Filter the entries below, keeping only lines with the word "icon".

═══

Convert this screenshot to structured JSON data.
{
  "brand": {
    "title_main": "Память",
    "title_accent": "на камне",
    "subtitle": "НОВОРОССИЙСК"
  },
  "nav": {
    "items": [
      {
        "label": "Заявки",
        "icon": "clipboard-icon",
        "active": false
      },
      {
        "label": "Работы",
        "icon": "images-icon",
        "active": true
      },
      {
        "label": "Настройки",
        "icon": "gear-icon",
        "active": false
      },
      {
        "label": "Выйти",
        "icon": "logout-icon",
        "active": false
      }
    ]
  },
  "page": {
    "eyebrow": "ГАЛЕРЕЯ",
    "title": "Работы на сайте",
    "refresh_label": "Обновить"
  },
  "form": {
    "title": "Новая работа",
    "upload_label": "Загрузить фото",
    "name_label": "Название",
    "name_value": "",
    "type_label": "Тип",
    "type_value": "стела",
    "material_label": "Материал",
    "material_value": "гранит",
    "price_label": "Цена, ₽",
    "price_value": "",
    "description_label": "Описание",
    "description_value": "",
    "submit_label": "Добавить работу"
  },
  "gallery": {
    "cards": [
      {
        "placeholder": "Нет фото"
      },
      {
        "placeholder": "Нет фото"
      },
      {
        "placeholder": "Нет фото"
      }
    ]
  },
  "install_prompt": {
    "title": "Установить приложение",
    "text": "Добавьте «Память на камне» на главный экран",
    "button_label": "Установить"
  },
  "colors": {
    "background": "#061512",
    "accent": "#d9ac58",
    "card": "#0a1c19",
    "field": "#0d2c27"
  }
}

═══

# The result
        "icon": "clipboard-icon",
        "icon": "images-icon",
        "icon": "gear-icon",
        "icon": "logout-icon",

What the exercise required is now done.